> **Written task**
All the data below goes into the copy word for word, but the pictures don't.

> **Input data**

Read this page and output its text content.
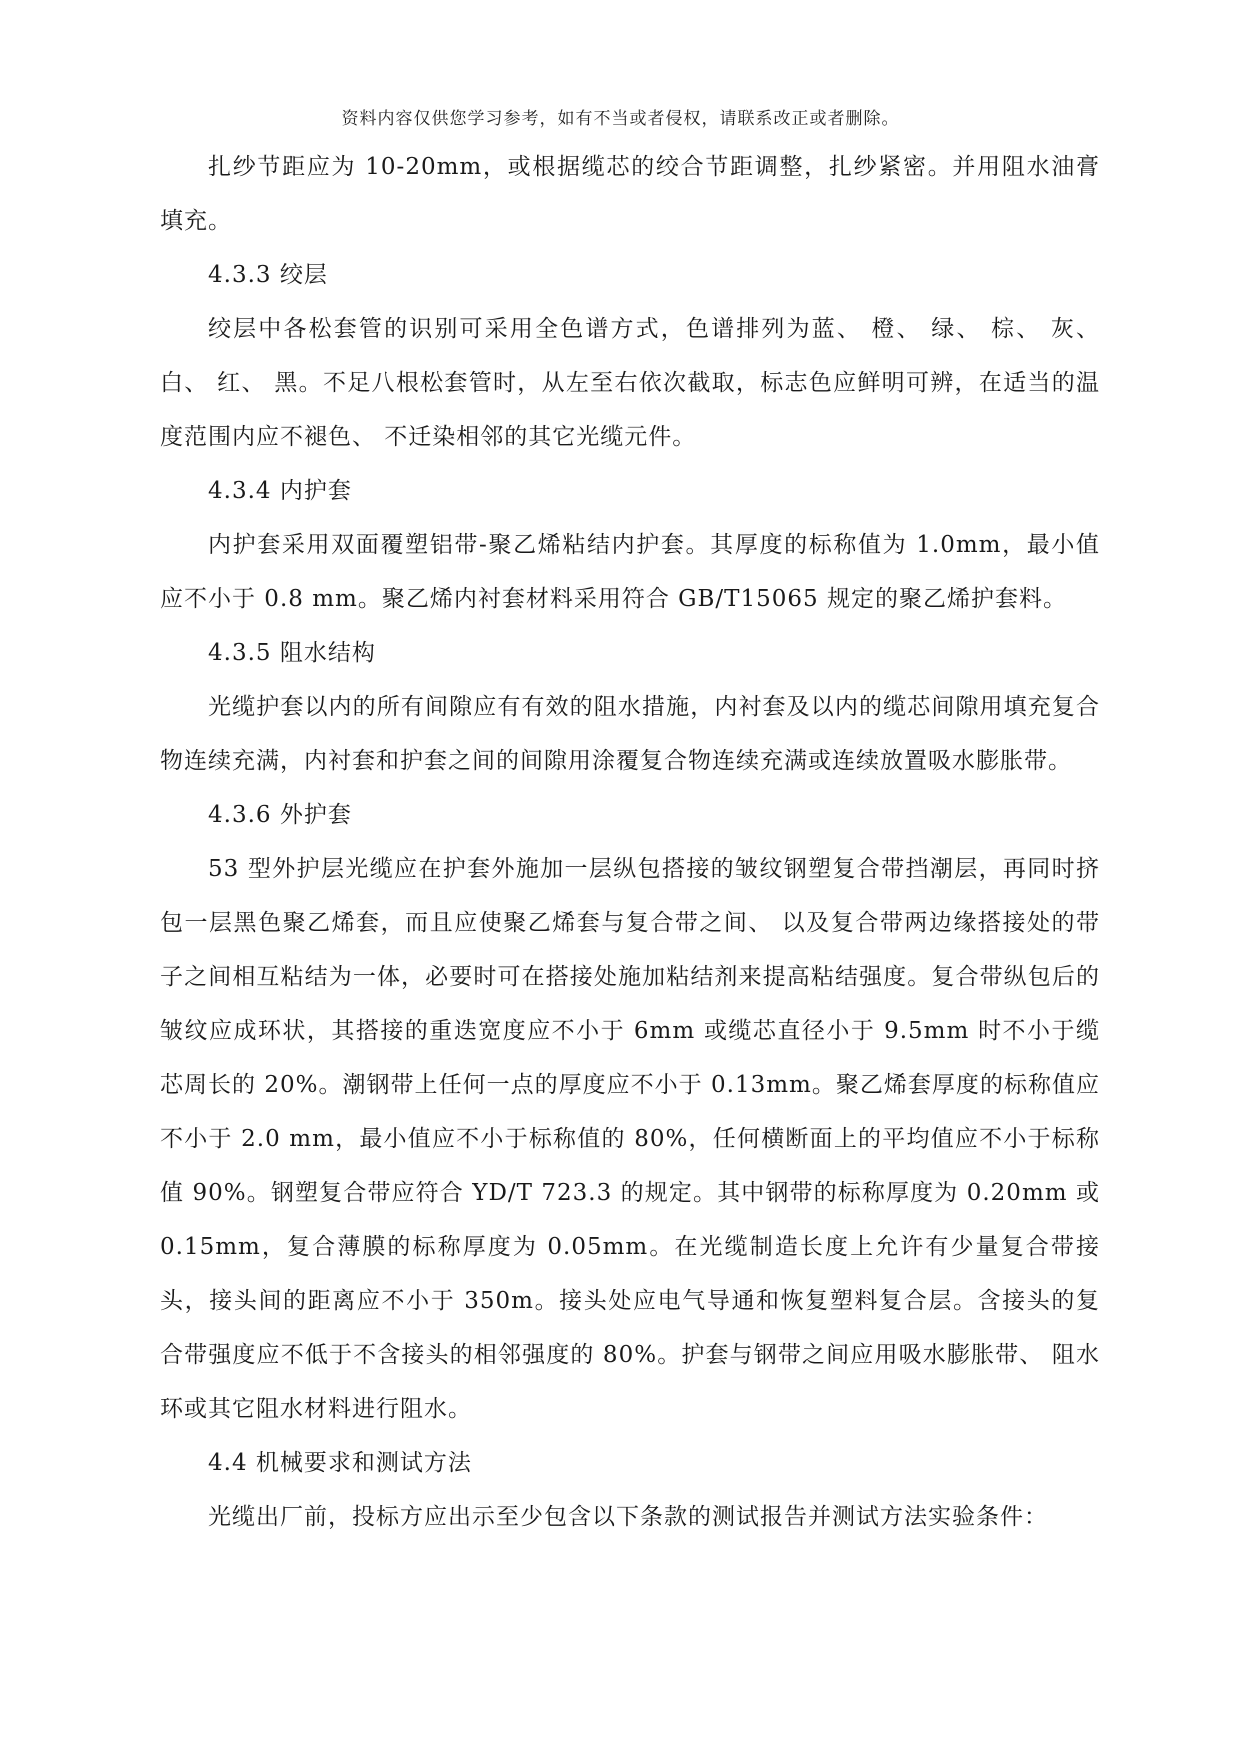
资料内容仅供您学习参考，如有不当或者侵权，请联系改正或者删除。

扎纱节距应为 10-20mm，或根据缆芯的绞合节距调整，扎纱紧密。并用阻水油膏填充。

4.3.3 绞层

绞层中各松套管的识别可采用全色谱方式，色谱排列为蓝、 橙、 绿、 棕、 灰、白、 红、 黑。不足八根松套管时，从左至右依次截取，标志色应鲜明可辨，在适当的温度范围内应不褪色、 不迁染相邻的其它光缆元件。

4.3.4 内护套

内护套采用双面覆塑铝带-聚乙烯粘结内护套。其厚度的标称值为 1.0mm，最小值应不小于 0.8 mm。聚乙烯内衬套材料采用符合 GB/T15065 规定的聚乙烯护套料。

4.3.5 阻水结构

光缆护套以内的所有间隙应有有效的阻水措施，内衬套及以内的缆芯间隙用填充复合物连续充满，内衬套和护套之间的间隙用涂覆复合物连续充满或连续放置吸水膨胀带。

4.3.6 外护套

53 型外护层光缆应在护套外施加一层纵包搭接的皱纹钢塑复合带挡潮层，再同时挤包一层黑色聚乙烯套，而且应使聚乙烯套与复合带之间、 以及复合带两边缘搭接处的带子之间相互粘结为一体，必要时可在搭接处施加粘结剂来提高粘结强度。复合带纵包后的皱纹应成环状，其搭接的重迭宽度应不小于 6mm 或缆芯直径小于 9.5mm 时不小于缆芯周长的 20%。潮钢带上任何一点的厚度应不小于 0.13mm。聚乙烯套厚度的标称值应不小于 2.0 mm，最小值应不小于标称值的 80%，任何横断面上的平均值应不小于标称值 90%。钢塑复合带应符合 YD/T 723.3 的规定。其中钢带的标称厚度为 0.20mm 或 0.15mm，复合薄膜的标称厚度为 0.05mm。在光缆制造长度上允许有少量复合带接头，接头间的距离应不小于 350m。接头处应电气导通和恢复塑料复合层。含接头的复合带强度应不低于不含接头的相邻强度的 80%。护套与钢带之间应用吸水膨胀带、 阻水环或其它阻水材料进行阻水。

4.4 机械要求和测试方法

光缆出厂前，投标方应出示至少包含以下条款的测试报告并测试方法实验条件：
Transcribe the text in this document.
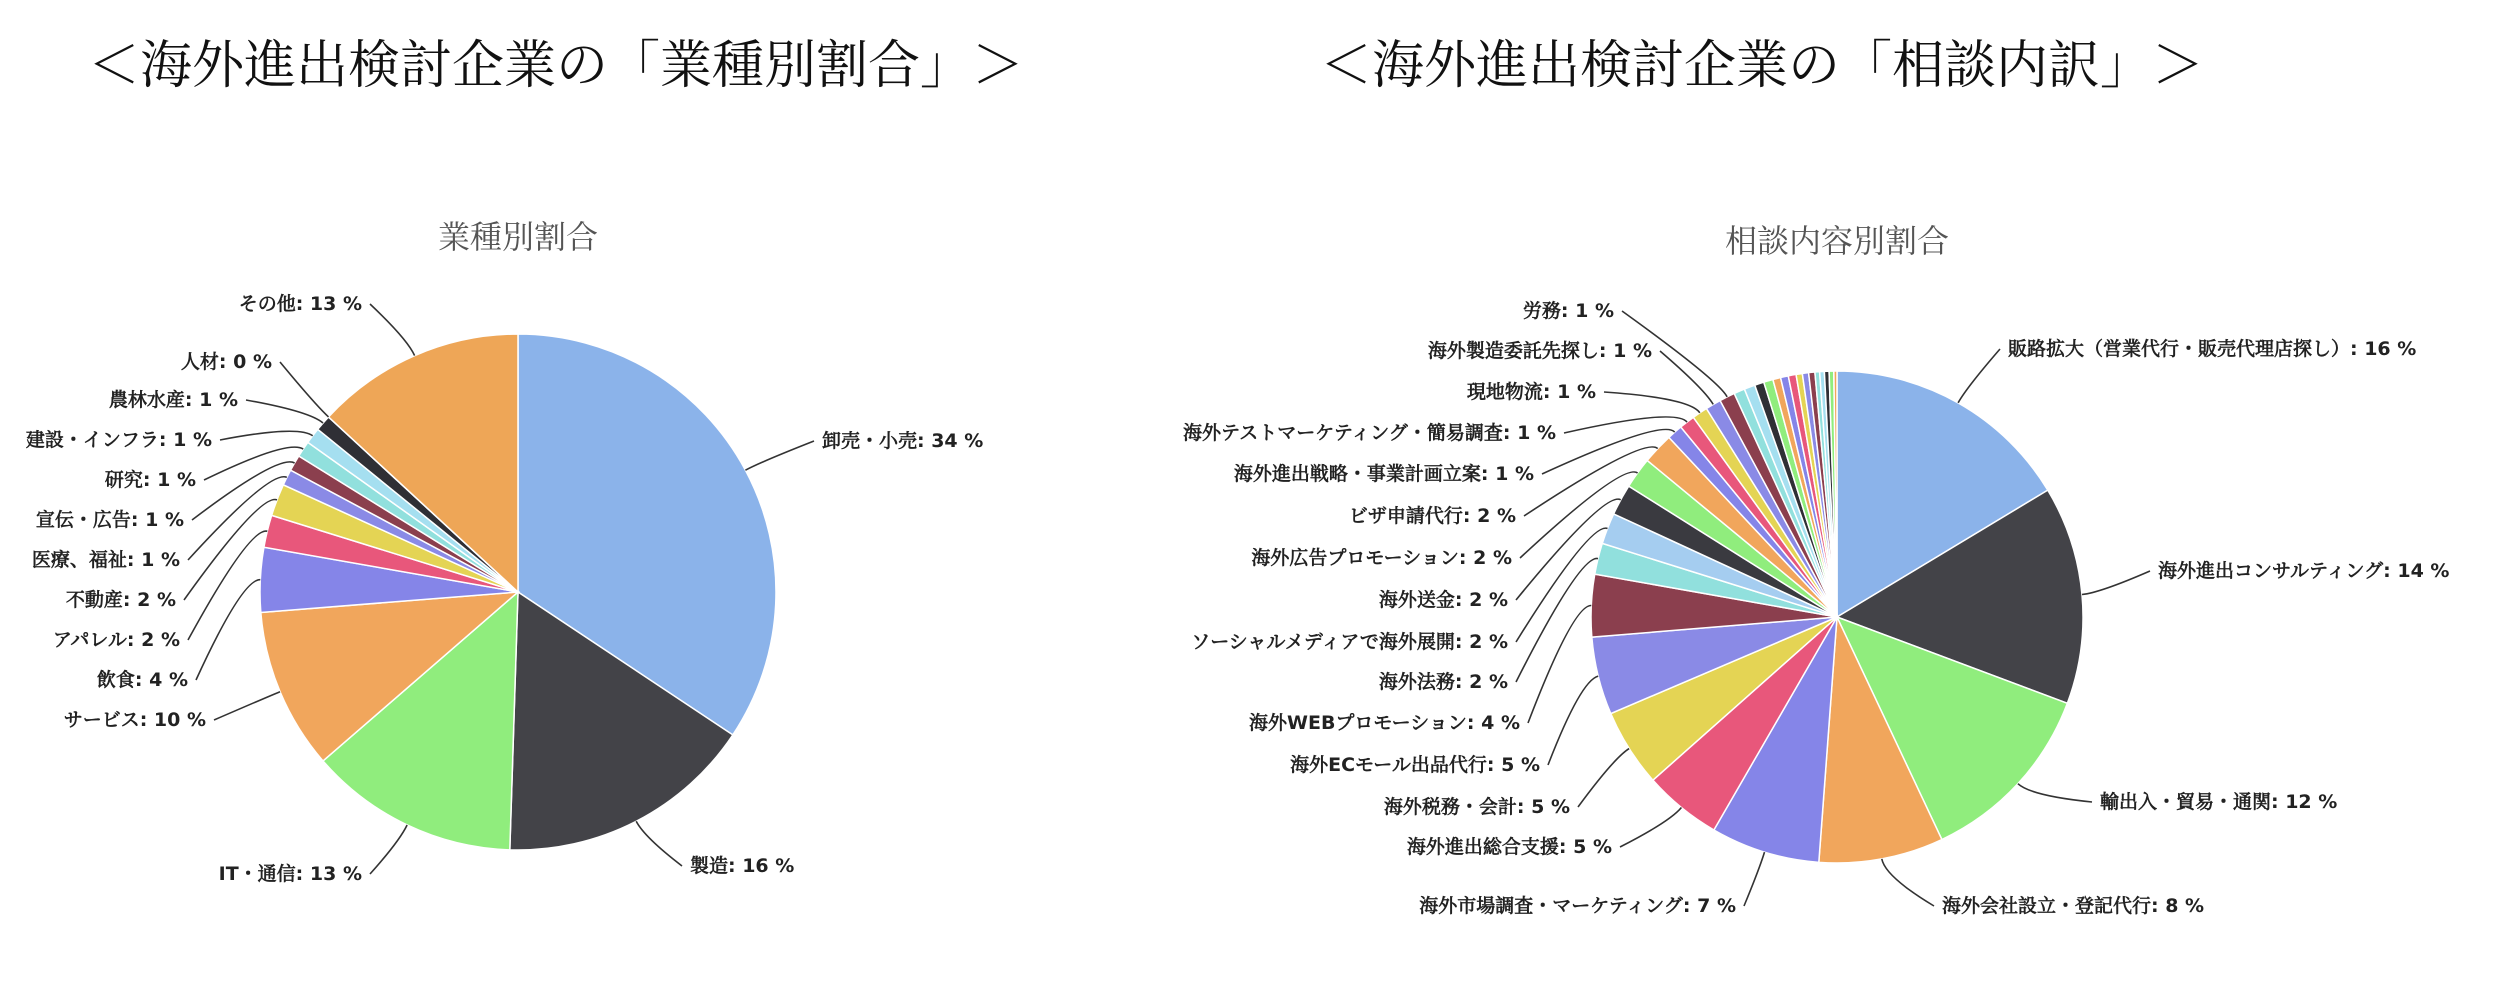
＜海外進出検討企業の「業種別割合」＞	＜海外進出検討企業の「相談内訳」＞
業種別割合
卸売・小売: 34 %
製造: 16 %
IT・通信: 13 %
サービス: 10 %
飲食: 4 %
アパレル: 2 %
不動産: 2 %
医療、福祉: 1 %
宣伝・広告: 1 %
研究: 1 %
建設・インフラ: 1 %
農林水産: 1 %
人材: 0 %
その他: 13 %
相談内容別割合
販路拡大（営業代行・販売代理店探し）: 16 %
海外進出コンサルティング: 14 %
輸出入・貿易・通関: 12 %
海外会社設立・登記代行: 8 %
海外市場調査・マーケティング: 7 %
海外進出総合支援: 5 %
海外税務・会計: 5 %
海外ECモール出品代行: 5 %
海外WEBプロモーション: 4 %
海外法務: 2 %
ソーシャルメディアで海外展開: 2 %
海外送金: 2 %
海外広告プロモーション: 2 %
ビザ申請代行: 2 %
海外進出戦略・事業計画立案: 1 %
海外テストマーケティング・簡易調査: 1 %
現地物流: 1 %
海外製造委託先探し: 1 %
労務: 1 %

> **Answer for this exercise**
Read this page and output its text content.
资料内容仅供您学习参考，如有不当或者侵权，请联系改正或者删除。

扎纱节距应为 10-20mm，或根据缆芯的绞合节距调整，扎纱紧密。并用阻水油膏填充。

4.3.3 绞层

绞层中各松套管的识别可采用全色谱方式，色谱排列为蓝、 橙、 绿、 棕、 灰、白、 红、 黑。不足八根松套管时，从左至右依次截取，标志色应鲜明可辨，在适当的温度范围内应不褪色、 不迁染相邻的其它光缆元件。

4.3.4 内护套

内护套采用双面覆塑铝带-聚乙烯粘结内护套。其厚度的标称值为 1.0mm，最小值应不小于 0.8 mm。聚乙烯内衬套材料采用符合 GB/T15065 规定的聚乙烯护套料。

4.3.5 阻水结构

光缆护套以内的所有间隙应有有效的阻水措施，内衬套及以内的缆芯间隙用填充复合物连续充满，内衬套和护套之间的间隙用涂覆复合物连续充满或连续放置吸水膨胀带。

4.3.6 外护套

53 型外护层光缆应在护套外施加一层纵包搭接的皱纹钢塑复合带挡潮层，再同时挤包一层黑色聚乙烯套，而且应使聚乙烯套与复合带之间、 以及复合带两边缘搭接处的带子之间相互粘结为一体，必要时可在搭接处施加粘结剂来提高粘结强度。复合带纵包后的皱纹应成环状，其搭接的重迭宽度应不小于 6mm 或缆芯直径小于 9.5mm 时不小于缆芯周长的 20%。潮钢带上任何一点的厚度应不小于 0.13mm。聚乙烯套厚度的标称值应不小于 2.0 mm，最小值应不小于标称值的 80%，任何横断面上的平均值应不小于标称值 90%。钢塑复合带应符合 YD/T 723.3 的规定。其中钢带的标称厚度为 0.20mm 或 0.15mm，复合薄膜的标称厚度为 0.05mm。在光缆制造长度上允许有少量复合带接头，接头间的距离应不小于 350m。接头处应电气导通和恢复塑料复合层。含接头的复合带强度应不低于不含接头的相邻强度的 80%。护套与钢带之间应用吸水膨胀带、 阻水环或其它阻水材料进行阻水。

4.4 机械要求和测试方法

光缆出厂前，投标方应出示至少包含以下条款的测试报告并测试方法实验条件：
Transcribe the text in this document.
＜海外進出検討企業の「業種別割合」＞	＜海外進出検討企業の「相談内訳」＞
業種別割合
卸売・小売: 34 %
製造: 16 %
IT・通信: 13 %
サービス: 10 %
飲食: 4 %
アパレル: 2 %
不動産: 2 %
医療、福祉: 1 %
宣伝・広告: 1 %
研究: 1 %
建設・インフラ: 1 %
農林水産: 1 %
人材: 0 %
その他: 13 %
相談内容別割合
販路拡大（営業代行・販売代理店探し）: 16 %
海外進出コンサルティング: 14 %
輸出入・貿易・通関: 12 %
海外会社設立・登記代行: 8 %
海外市場調査・マーケティング: 7 %
海外進出総合支援: 5 %
海外税務・会計: 5 %
海外ECモール出品代行: 5 %
海外WEBプロモーション: 4 %
海外法務: 2 %
ソーシャルメディアで海外展開: 2 %
海外送金: 2 %
海外広告プロモーション: 2 %
ビザ申請代行: 2 %
海外進出戦略・事業計画立案: 1 %
海外テストマーケティング・簡易調査: 1 %
現地物流: 1 %
海外製造委託先探し: 1 %
労務: 1 %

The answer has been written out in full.